[Chart and figure data]
= = = =

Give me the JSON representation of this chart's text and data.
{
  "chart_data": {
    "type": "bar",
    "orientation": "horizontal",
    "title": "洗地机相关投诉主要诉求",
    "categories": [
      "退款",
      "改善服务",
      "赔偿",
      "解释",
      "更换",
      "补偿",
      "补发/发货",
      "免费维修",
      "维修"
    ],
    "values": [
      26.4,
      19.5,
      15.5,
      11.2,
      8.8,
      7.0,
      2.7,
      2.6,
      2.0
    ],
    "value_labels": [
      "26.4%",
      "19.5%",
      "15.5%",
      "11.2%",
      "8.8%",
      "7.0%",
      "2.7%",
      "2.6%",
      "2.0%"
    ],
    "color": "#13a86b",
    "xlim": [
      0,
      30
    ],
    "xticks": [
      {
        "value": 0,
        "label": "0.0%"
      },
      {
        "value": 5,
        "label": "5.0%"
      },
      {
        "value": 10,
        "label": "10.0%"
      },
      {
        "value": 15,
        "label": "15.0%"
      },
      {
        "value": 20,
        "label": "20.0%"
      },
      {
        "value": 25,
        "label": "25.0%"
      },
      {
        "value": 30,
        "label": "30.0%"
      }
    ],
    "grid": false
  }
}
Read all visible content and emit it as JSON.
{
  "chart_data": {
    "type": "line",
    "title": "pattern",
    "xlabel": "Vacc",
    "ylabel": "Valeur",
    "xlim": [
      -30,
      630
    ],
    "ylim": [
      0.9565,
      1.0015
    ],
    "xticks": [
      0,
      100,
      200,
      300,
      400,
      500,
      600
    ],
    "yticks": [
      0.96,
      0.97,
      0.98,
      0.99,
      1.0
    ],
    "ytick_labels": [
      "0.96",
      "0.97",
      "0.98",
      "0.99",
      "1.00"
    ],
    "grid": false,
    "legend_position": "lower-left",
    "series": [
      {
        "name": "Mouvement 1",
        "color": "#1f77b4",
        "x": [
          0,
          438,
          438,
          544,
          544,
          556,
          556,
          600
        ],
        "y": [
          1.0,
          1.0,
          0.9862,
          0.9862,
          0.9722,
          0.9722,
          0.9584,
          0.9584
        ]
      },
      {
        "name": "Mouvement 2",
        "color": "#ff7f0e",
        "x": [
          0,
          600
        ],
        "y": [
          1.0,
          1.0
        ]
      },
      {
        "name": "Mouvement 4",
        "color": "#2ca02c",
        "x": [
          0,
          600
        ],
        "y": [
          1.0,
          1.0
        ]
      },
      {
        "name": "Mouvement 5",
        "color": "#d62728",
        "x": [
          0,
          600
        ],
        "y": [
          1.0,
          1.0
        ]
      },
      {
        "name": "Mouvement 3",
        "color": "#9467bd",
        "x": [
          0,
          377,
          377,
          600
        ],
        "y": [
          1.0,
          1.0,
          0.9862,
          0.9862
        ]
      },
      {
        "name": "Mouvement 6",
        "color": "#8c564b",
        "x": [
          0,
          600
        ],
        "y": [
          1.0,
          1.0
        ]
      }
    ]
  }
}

= = = =

[Your goal]:
Extract each line of the listing above, copying it word for word.

[Complete output]:
Give me the JSON representation of this chart's text and data.
{
  "chart_data": {
    "type": "bar",
    "orientation": "horizontal",
    "title": "洗地机相关投诉主要诉求",
    "categories": [
      "退款",
      "改善服务",
      "赔偿",
      "解释",
      "更换",
      "补偿",
      "补发/发货",
      "免费维修",
      "维修"
    ],
    "values": [
      26.4,
      19.5,
      15.5,
      11.2,
      8.8,
      7.0,
      2.7,
      2.6,
      2.0
    ],
    "value_labels": [
      "26.4%",
      "19.5%",
      "15.5%",
      "11.2%",
      "8.8%",
      "7.0%",
      "2.7%",
      "2.6%",
      "2.0%"
    ],
    "color": "#13a86b",
    "xlim": [
      0,
      30
    ],
    "xticks": [
      {
        "value": 0,
        "label": "0.0%"
      },
      {
        "value": 5,
        "label": "5.0%"
      },
      {
        "value": 10,
        "label": "10.0%"
      },
      {
        "value": 15,
        "label": "15.0%"
      },
      {
        "value": 20,
        "label": "20.0%"
      },
      {
        "value": 25,
        "label": "25.0%"
      },
      {
        "value": 30,
        "label": "30.0%"
      }
    ],
    "grid": false
  }
}
Read all visible content and emit it as JSON.
{
  "chart_data": {
    "type": "line",
    "title": "pattern",
    "xlabel": "Vacc",
    "ylabel": "Valeur",
    "xlim": [
      -30,
      630
    ],
    "ylim": [
      0.9565,
      1.0015
    ],
    "xticks": [
      0,
      100,
      200,
      300,
      400,
      500,
      600
    ],
    "yticks": [
      0.96,
      0.97,
      0.98,
      0.99,
      1.0
    ],
    "ytick_labels": [
      "0.96",
      "0.97",
      "0.98",
      "0.99",
      "1.00"
    ],
    "grid": false,
    "legend_position": "lower-left",
    "series": [
      {
        "name": "Mouvement 1",
        "color": "#1f77b4",
        "x": [
          0,
          438,
          438,
          544,
          544,
          556,
          556,
          600
        ],
        "y": [
          1.0,
          1.0,
          0.9862,
          0.9862,
          0.9722,
          0.9722,
          0.9584,
          0.9584
        ]
      },
      {
        "name": "Mouvement 2",
        "color": "#ff7f0e",
        "x": [
          0,
          600
        ],
        "y": [
          1.0,
          1.0
        ]
      },
      {
        "name": "Mouvement 4",
        "color": "#2ca02c",
        "x": [
          0,
          600
        ],
        "y": [
          1.0,
          1.0
        ]
      },
      {
        "name": "Mouvement 5",
        "color": "#d62728",
        "x": [
          0,
          600
        ],
        "y": [
          1.0,
          1.0
        ]
      },
      {
        "name": "Mouvement 3",
        "color": "#9467bd",
        "x": [
          0,
          377,
          377,
          600
        ],
        "y": [
          1.0,
          1.0,
          0.9862,
          0.9862
        ]
      },
      {
        "name": "Mouvement 6",
        "color": "#8c564b",
        "x": [
          0,
          600
        ],
        "y": [
          1.0,
          1.0
        ]
      }
    ]
  }
}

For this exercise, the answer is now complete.